◆ **Task to carry out**
Transcribe the full listing exactly, and drop every picture.

Dataset items
....

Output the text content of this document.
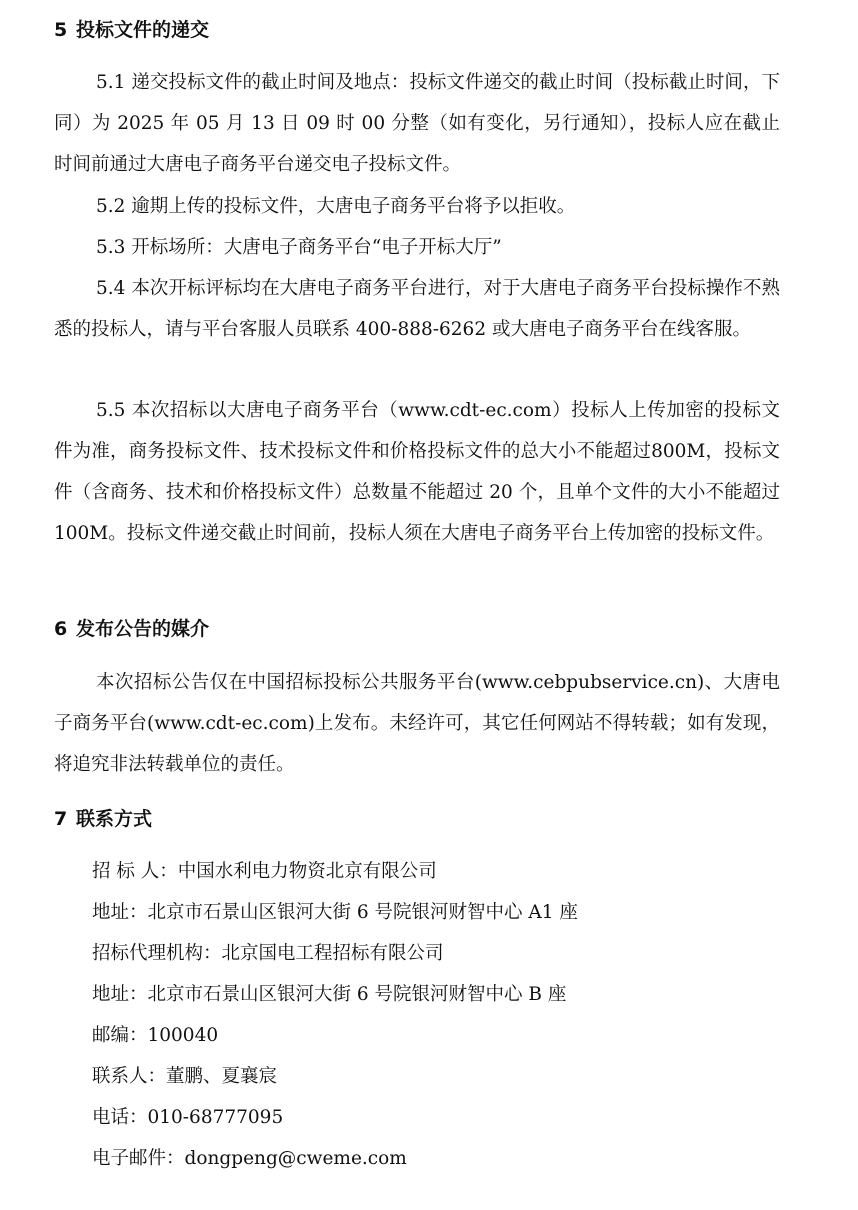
5 投标文件的递交

5.1 递交投标文件的截止时间及地点：投标文件递交的截止时间（投标截止时间，下同）为 2025 年 05 月 13 日 09 时 00 分整（如有变化，另行通知），投标人应在截止时间前通过大唐电子商务平台递交电子投标文件。

5.2 逾期上传的投标文件，大唐电子商务平台将予以拒收。

5.3 开标场所：大唐电子商务平台“电子开标大厅”

5.4 本次开标评标均在大唐电子商务平台进行，对于大唐电子商务平台投标操作不熟悉的投标人，请与平台客服人员联系 400-888-6262 或大唐电子商务平台在线客服。

5.5 本次招标以大唐电子商务平台（www.cdt-ec.com）投标人上传加密的投标文件为准，商务投标文件、技术投标文件和价格投标文件的总大小不能超过800M，投标文件（含商务、技术和价格投标文件）总数量不能超过 20 个，且单个文件的大小不能超过 100M。投标文件递交截止时间前，投标人须在大唐电子商务平台上传加密的投标文件。

6 发布公告的媒介

本次招标公告仅在中国招标投标公共服务平台(www.cebpubservice.cn)、大唐电子商务平台(www.cdt-ec.com)上发布。未经许可，其它任何网站不得转载；如有发现，将追究非法转载单位的责任。

7 联系方式
招 标 人：中国水利电力物资北京有限公司
地址：北京市石景山区银河大街 6 号院银河财智中心 A1 座
招标代理机构：北京国电工程招标有限公司
地址：北京市石景山区银河大街 6 号院银河财智中心 B 座
邮编：100040
联系人：董鹏、夏襄宸
电话：010-68777095
电子邮件：dongpeng@cweme.com
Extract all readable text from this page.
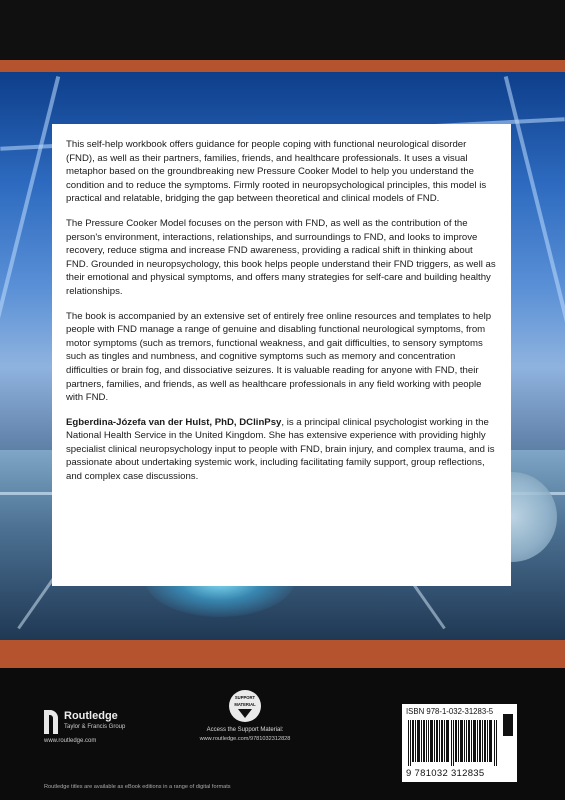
This self-help workbook offers guidance for people coping with functional neurological disorder (FND), as well as their partners, families, friends, and healthcare professionals. It uses a visual metaphor based on the groundbreaking new Pressure Cooker Model to help you understand the condition and to reduce the symptoms. Firmly rooted in neuropsychological principles, this model is practical and relatable, bridging the gap between theoretical and clinical models of FND.

The Pressure Cooker Model focuses on the person with FND, as well as the contribution of the person's environment, interactions, relationships, and surroundings to FND, and looks to improve recovery, reduce stigma and increase FND awareness, providing a radical shift in thinking about FND. Grounded in neuropsychology, this book helps people understand their FND triggers, as well as their emotional and physical symptoms, and offers many strategies for self-care and building healthy relationships.

The book is accompanied by an extensive set of entirely free online resources and templates to help people with FND manage a range of genuine and disabling functional neurological symptoms, from motor symptoms (such as tremors, functional weakness, and gait difficulties, to sensory symptoms such as tingles and numbness, and cognitive symptoms such as memory and concentration difficulties or brain fog, and dissociative seizures. It is valuable reading for anyone with FND, their partners, families, and friends, as well as healthcare professionals in any field working with people with FND.

Egberdina-Józefa van der Hulst, PhD, DClinPsy, is a principal clinical psychologist working in the National Health Service in the United Kingdom. She has extensive experience with providing highly specialist clinical neuropsychology input to people with FND, brain injury, and complex trauma, and is passionate about undertaking systemic work, including facilitating family support, group reflections, and complex case discussions.

Routledge
Taylor & Francis Group
www.routledge.com
SUPPORT MATERIAL
Access the Support Material:
www.routledge.com/9781032312828
ISBN 978-1-032-31283-5
9 781032 312835
Routledge titles are available as eBook editions in a range of digital formats
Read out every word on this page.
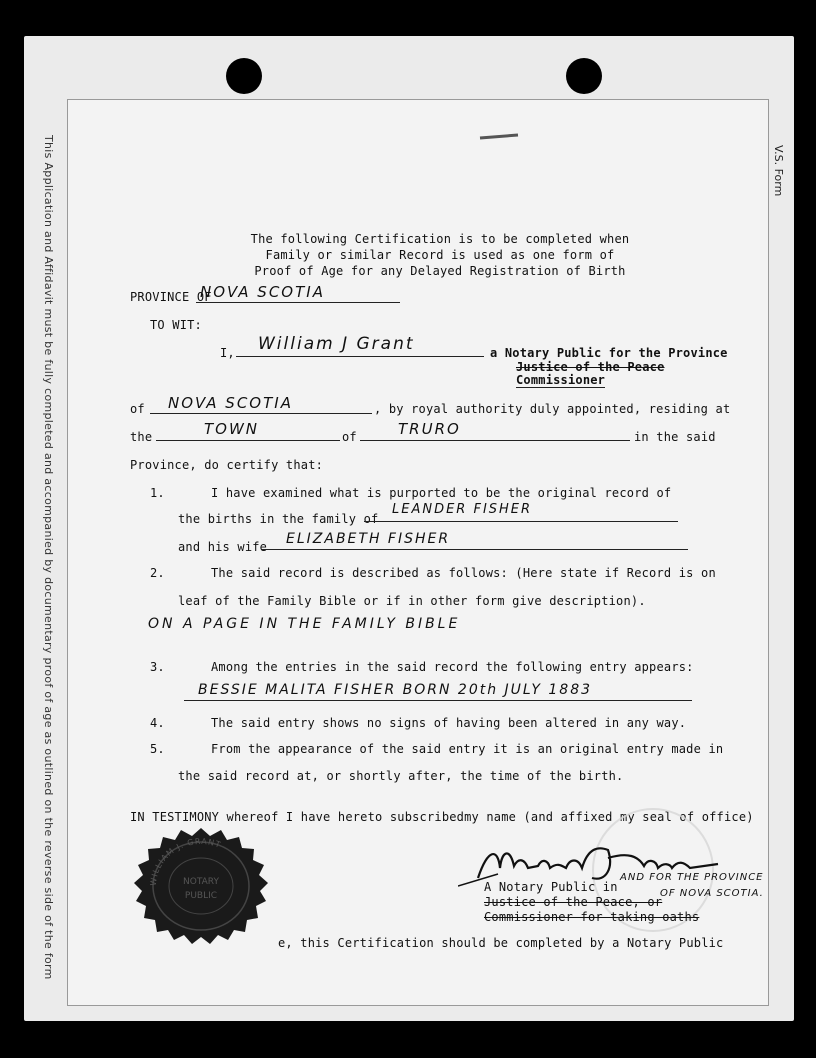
This Application and Affidavit must be fully completed and accompanied by documentary proof of age as outlined on the reverse side of the form	V.S. Form
The following Certification is to be completed when
Family or similar Record is used as one form of
Proof of Age for any Delayed Registration of Birth
PROVINCE OF
NOVA SCOTIA
TO WIT:
I, William J Grant	a Notary Public for the Province
Justice of the Peace
Commissioner
of NOVA SCOTIA	, by royal authority duly appointed, residing at
the	TOWN	of	TRURO	in the said
Province, do certify that:
1.	I have examined what is purported to be the original record of
the births in the family of
LEANDER FISHER
and his wife ELIZABETH FISHER
2.	The said record is described as follows: (Here state if Record is on
leaf of the Family Bible or if in other form give description).
ON A PAGE IN THE FAMILY BIBLE
3.	Among the entries in the said record the following entry appears:
BESSIE MALITA FISHER BORN 20th JULY 1883
4.	The said entry shows no signs of having been altered in any way.
5.	From the appearance of the said entry it is an original entry made in
the said record at, or shortly after, the time of the birth.
IN TESTIMONY whereof I have hereto subscribedmy name (and affixed my seal of office)
WILLIAM J. GRANT
NOTARY
PUBLIC
A Notary Public in
AND FOR THE PROVINCE
Justice of the Peace, or
OF NOVA SCOTIA.
Commissioner for taking oaths
e, this Certification should be completed by a Notary Public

....

◆ **Exercise response**
Output the text content of this document.
5 投标文件的递交

5.1 递交投标文件的截止时间及地点：投标文件递交的截止时间（投标截止时间，下同）为 2025 年 05 月 13 日 09 时 00 分整（如有变化，另行通知），投标人应在截止时间前通过大唐电子商务平台递交电子投标文件。

5.2 逾期上传的投标文件，大唐电子商务平台将予以拒收。

5.3 开标场所：大唐电子商务平台“电子开标大厅”

5.4 本次开标评标均在大唐电子商务平台进行，对于大唐电子商务平台投标操作不熟悉的投标人，请与平台客服人员联系 400-888-6262 或大唐电子商务平台在线客服。

5.5 本次招标以大唐电子商务平台（www.cdt-ec.com）投标人上传加密的投标文件为准，商务投标文件、技术投标文件和价格投标文件的总大小不能超过800M，投标文件（含商务、技术和价格投标文件）总数量不能超过 20 个，且单个文件的大小不能超过 100M。投标文件递交截止时间前，投标人须在大唐电子商务平台上传加密的投标文件。

6 发布公告的媒介

本次招标公告仅在中国招标投标公共服务平台(www.cebpubservice.cn)、大唐电子商务平台(www.cdt-ec.com)上发布。未经许可，其它任何网站不得转载；如有发现，将追究非法转载单位的责任。

7 联系方式
招 标 人：中国水利电力物资北京有限公司
地址：北京市石景山区银河大街 6 号院银河财智中心 A1 座
招标代理机构：北京国电工程招标有限公司
地址：北京市石景山区银河大街 6 号院银河财智中心 B 座
邮编：100040
联系人：董鹏、夏襄宸
电话：010-68777095
电子邮件：dongpeng@cweme.com
Extract all readable text from this page.
This self-help workbook offers guidance for people coping with functional neurological disorder (FND), as well as their partners, families, friends, and healthcare professionals. It uses a visual metaphor based on the groundbreaking new Pressure Cooker Model to help you understand the condition and to reduce the symptoms. Firmly rooted in neuropsychological principles, this model is practical and relatable, bridging the gap between theoretical and clinical models of FND.

The Pressure Cooker Model focuses on the person with FND, as well as the contribution of the person's environment, interactions, relationships, and surroundings to FND, and looks to improve recovery, reduce stigma and increase FND awareness, providing a radical shift in thinking about FND. Grounded in neuropsychology, this book helps people understand their FND triggers, as well as their emotional and physical symptoms, and offers many strategies for self-care and building healthy relationships.

The book is accompanied by an extensive set of entirely free online resources and templates to help people with FND manage a range of genuine and disabling functional neurological symptoms, from motor symptoms (such as tremors, functional weakness, and gait difficulties, to sensory symptoms such as tingles and numbness, and cognitive symptoms such as memory and concentration difficulties or brain fog, and dissociative seizures. It is valuable reading for anyone with FND, their partners, families, and friends, as well as healthcare professionals in any field working with people with FND.

Egberdina-Józefa van der Hulst, PhD, DClinPsy, is a principal clinical psychologist working in the National Health Service in the United Kingdom. She has extensive experience with providing highly specialist clinical neuropsychology input to people with FND, brain injury, and complex trauma, and is passionate about undertaking systemic work, including facilitating family support, group reflections, and complex case discussions.

Routledge
Taylor & Francis Group
www.routledge.com
SUPPORT MATERIAL
Access the Support Material:
www.routledge.com/9781032312828
ISBN 978-1-032-31283-5
9 781032 312835
Routledge titles are available as eBook editions in a range of digital formats
Read out every word on this page.
This Application and Affidavit must be fully completed and accompanied by documentary proof of age as outlined on the reverse side of the form	V.S. Form
The following Certification is to be completed when
Family or similar Record is used as one form of
Proof of Age for any Delayed Registration of Birth
PROVINCE OF
NOVA SCOTIA
TO WIT:
I, William J Grant	a Notary Public for the Province
Justice of the Peace
Commissioner
of NOVA SCOTIA	, by royal authority duly appointed, residing at
the	TOWN	of	TRURO	in the said
Province, do certify that:
1.	I have examined what is purported to be the original record of
the births in the family of
LEANDER FISHER
and his wife ELIZABETH FISHER
2.	The said record is described as follows: (Here state if Record is on
leaf of the Family Bible or if in other form give description).
ON A PAGE IN THE FAMILY BIBLE
3.	Among the entries in the said record the following entry appears:
BESSIE MALITA FISHER BORN 20th JULY 1883
4.	The said entry shows no signs of having been altered in any way.
5.	From the appearance of the said entry it is an original entry made in
the said record at, or shortly after, the time of the birth.
IN TESTIMONY whereof I have hereto subscribedmy name (and affixed my seal of office)
WILLIAM J. GRANT
NOTARY
PUBLIC
A Notary Public in
AND FOR THE PROVINCE
Justice of the Peace, or
OF NOVA SCOTIA.
Commissioner for taking oaths
e, this Certification should be completed by a Notary Public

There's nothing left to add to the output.